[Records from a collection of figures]
•••••

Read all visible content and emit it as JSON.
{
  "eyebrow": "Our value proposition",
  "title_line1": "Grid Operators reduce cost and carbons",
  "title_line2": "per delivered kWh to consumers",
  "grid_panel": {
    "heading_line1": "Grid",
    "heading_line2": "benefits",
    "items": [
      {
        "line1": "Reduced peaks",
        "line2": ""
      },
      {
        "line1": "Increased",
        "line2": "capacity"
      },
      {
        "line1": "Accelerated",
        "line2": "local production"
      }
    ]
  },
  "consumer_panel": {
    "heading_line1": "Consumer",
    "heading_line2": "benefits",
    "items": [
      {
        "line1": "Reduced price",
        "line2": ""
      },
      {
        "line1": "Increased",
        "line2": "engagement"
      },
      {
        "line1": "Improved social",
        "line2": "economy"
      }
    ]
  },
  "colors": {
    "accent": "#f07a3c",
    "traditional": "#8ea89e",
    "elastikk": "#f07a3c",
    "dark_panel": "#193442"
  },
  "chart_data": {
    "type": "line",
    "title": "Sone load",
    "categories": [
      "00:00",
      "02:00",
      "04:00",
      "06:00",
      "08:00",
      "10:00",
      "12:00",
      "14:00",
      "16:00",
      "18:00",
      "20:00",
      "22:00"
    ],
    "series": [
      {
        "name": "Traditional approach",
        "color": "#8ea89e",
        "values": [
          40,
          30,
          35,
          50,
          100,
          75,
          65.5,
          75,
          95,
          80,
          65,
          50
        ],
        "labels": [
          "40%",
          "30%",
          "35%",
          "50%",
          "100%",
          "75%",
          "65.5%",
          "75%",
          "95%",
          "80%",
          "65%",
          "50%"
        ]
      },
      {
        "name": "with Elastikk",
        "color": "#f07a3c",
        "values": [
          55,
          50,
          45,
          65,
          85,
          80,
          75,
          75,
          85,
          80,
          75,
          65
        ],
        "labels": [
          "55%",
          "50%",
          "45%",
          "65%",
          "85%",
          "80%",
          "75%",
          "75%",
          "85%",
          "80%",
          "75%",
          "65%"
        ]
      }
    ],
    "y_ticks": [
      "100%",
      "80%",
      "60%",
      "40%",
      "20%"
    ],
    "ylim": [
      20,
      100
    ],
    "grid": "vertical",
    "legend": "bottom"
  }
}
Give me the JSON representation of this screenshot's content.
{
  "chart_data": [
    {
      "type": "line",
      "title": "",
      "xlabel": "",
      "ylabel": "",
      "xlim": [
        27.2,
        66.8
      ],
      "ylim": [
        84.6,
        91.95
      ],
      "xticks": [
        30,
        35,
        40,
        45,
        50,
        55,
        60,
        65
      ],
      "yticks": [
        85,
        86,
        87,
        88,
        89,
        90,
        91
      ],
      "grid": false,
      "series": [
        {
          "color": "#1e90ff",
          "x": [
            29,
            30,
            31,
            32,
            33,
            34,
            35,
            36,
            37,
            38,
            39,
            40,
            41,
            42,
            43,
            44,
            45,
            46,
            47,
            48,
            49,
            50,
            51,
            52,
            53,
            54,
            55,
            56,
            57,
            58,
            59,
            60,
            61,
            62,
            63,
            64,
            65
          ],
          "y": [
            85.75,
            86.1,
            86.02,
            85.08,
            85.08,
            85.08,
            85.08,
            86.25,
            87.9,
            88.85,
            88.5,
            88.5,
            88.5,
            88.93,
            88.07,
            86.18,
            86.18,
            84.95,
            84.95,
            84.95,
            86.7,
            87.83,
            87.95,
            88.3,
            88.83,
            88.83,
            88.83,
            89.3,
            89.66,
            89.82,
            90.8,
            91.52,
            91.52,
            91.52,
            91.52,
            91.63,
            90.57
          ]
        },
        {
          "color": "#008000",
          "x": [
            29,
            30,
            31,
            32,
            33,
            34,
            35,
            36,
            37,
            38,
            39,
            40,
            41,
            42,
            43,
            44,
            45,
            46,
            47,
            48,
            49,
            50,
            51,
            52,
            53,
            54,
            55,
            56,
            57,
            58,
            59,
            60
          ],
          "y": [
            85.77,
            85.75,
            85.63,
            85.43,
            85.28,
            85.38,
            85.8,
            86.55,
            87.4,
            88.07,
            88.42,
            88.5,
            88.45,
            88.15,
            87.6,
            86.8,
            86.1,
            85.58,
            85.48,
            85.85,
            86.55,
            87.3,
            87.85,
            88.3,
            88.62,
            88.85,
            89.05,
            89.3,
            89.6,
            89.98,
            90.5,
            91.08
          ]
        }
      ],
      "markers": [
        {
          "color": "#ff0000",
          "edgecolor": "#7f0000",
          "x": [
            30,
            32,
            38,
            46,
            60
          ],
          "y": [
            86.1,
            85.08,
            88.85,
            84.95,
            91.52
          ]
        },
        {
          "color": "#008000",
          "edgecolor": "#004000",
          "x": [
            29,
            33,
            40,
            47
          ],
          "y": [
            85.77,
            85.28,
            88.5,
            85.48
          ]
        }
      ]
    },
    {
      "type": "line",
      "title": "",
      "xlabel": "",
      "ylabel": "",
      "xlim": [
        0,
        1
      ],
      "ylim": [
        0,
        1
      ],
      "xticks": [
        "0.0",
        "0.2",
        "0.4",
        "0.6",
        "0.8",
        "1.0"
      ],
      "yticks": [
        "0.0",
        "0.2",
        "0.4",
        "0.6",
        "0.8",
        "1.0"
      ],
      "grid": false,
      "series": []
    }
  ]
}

•••••

__EXERCISE DIRECTIONS__
Every line above should be written out again exactly as it stands.

__THE SOLUTION__
Read all visible content and emit it as JSON.
{
  "eyebrow": "Our value proposition",
  "title_line1": "Grid Operators reduce cost and carbons",
  "title_line2": "per delivered kWh to consumers",
  "grid_panel": {
    "heading_line1": "Grid",
    "heading_line2": "benefits",
    "items": [
      {
        "line1": "Reduced peaks",
        "line2": ""
      },
      {
        "line1": "Increased",
        "line2": "capacity"
      },
      {
        "line1": "Accelerated",
        "line2": "local production"
      }
    ]
  },
  "consumer_panel": {
    "heading_line1": "Consumer",
    "heading_line2": "benefits",
    "items": [
      {
        "line1": "Reduced price",
        "line2": ""
      },
      {
        "line1": "Increased",
        "line2": "engagement"
      },
      {
        "line1": "Improved social",
        "line2": "economy"
      }
    ]
  },
  "colors": {
    "accent": "#f07a3c",
    "traditional": "#8ea89e",
    "elastikk": "#f07a3c",
    "dark_panel": "#193442"
  },
  "chart_data": {
    "type": "line",
    "title": "Sone load",
    "categories": [
      "00:00",
      "02:00",
      "04:00",
      "06:00",
      "08:00",
      "10:00",
      "12:00",
      "14:00",
      "16:00",
      "18:00",
      "20:00",
      "22:00"
    ],
    "series": [
      {
        "name": "Traditional approach",
        "color": "#8ea89e",
        "values": [
          40,
          30,
          35,
          50,
          100,
          75,
          65.5,
          75,
          95,
          80,
          65,
          50
        ],
        "labels": [
          "40%",
          "30%",
          "35%",
          "50%",
          "100%",
          "75%",
          "65.5%",
          "75%",
          "95%",
          "80%",
          "65%",
          "50%"
        ]
      },
      {
        "name": "with Elastikk",
        "color": "#f07a3c",
        "values": [
          55,
          50,
          45,
          65,
          85,
          80,
          75,
          75,
          85,
          80,
          75,
          65
        ],
        "labels": [
          "55%",
          "50%",
          "45%",
          "65%",
          "85%",
          "80%",
          "75%",
          "75%",
          "85%",
          "80%",
          "75%",
          "65%"
        ]
      }
    ],
    "y_ticks": [
      "100%",
      "80%",
      "60%",
      "40%",
      "20%"
    ],
    "ylim": [
      20,
      100
    ],
    "grid": "vertical",
    "legend": "bottom"
  }
}
Give me the JSON representation of this screenshot's content.
{
  "chart_data": [
    {
      "type": "line",
      "title": "",
      "xlabel": "",
      "ylabel": "",
      "xlim": [
        27.2,
        66.8
      ],
      "ylim": [
        84.6,
        91.95
      ],
      "xticks": [
        30,
        35,
        40,
        45,
        50,
        55,
        60,
        65
      ],
      "yticks": [
        85,
        86,
        87,
        88,
        89,
        90,
        91
      ],
      "grid": false,
      "series": [
        {
          "color": "#1e90ff",
          "x": [
            29,
            30,
            31,
            32,
            33,
            34,
            35,
            36,
            37,
            38,
            39,
            40,
            41,
            42,
            43,
            44,
            45,
            46,
            47,
            48,
            49,
            50,
            51,
            52,
            53,
            54,
            55,
            56,
            57,
            58,
            59,
            60,
            61,
            62,
            63,
            64,
            65
          ],
          "y": [
            85.75,
            86.1,
            86.02,
            85.08,
            85.08,
            85.08,
            85.08,
            86.25,
            87.9,
            88.85,
            88.5,
            88.5,
            88.5,
            88.93,
            88.07,
            86.18,
            86.18,
            84.95,
            84.95,
            84.95,
            86.7,
            87.83,
            87.95,
            88.3,
            88.83,
            88.83,
            88.83,
            89.3,
            89.66,
            89.82,
            90.8,
            91.52,
            91.52,
            91.52,
            91.52,
            91.63,
            90.57
          ]
        },
        {
          "color": "#008000",
          "x": [
            29,
            30,
            31,
            32,
            33,
            34,
            35,
            36,
            37,
            38,
            39,
            40,
            41,
            42,
            43,
            44,
            45,
            46,
            47,
            48,
            49,
            50,
            51,
            52,
            53,
            54,
            55,
            56,
            57,
            58,
            59,
            60
          ],
          "y": [
            85.77,
            85.75,
            85.63,
            85.43,
            85.28,
            85.38,
            85.8,
            86.55,
            87.4,
            88.07,
            88.42,
            88.5,
            88.45,
            88.15,
            87.6,
            86.8,
            86.1,
            85.58,
            85.48,
            85.85,
            86.55,
            87.3,
            87.85,
            88.3,
            88.62,
            88.85,
            89.05,
            89.3,
            89.6,
            89.98,
            90.5,
            91.08
          ]
        }
      ],
      "markers": [
        {
          "color": "#ff0000",
          "edgecolor": "#7f0000",
          "x": [
            30,
            32,
            38,
            46,
            60
          ],
          "y": [
            86.1,
            85.08,
            88.85,
            84.95,
            91.52
          ]
        },
        {
          "color": "#008000",
          "edgecolor": "#004000",
          "x": [
            29,
            33,
            40,
            47
          ],
          "y": [
            85.77,
            85.28,
            88.5,
            85.48
          ]
        }
      ]
    },
    {
      "type": "line",
      "title": "",
      "xlabel": "",
      "ylabel": "",
      "xlim": [
        0,
        1
      ],
      "ylim": [
        0,
        1
      ],
      "xticks": [
        "0.0",
        "0.2",
        "0.4",
        "0.6",
        "0.8",
        "1.0"
      ],
      "yticks": [
        "0.0",
        "0.2",
        "0.4",
        "0.6",
        "0.8",
        "1.0"
      ],
      "grid": false,
      "series": []
    }
  ]
}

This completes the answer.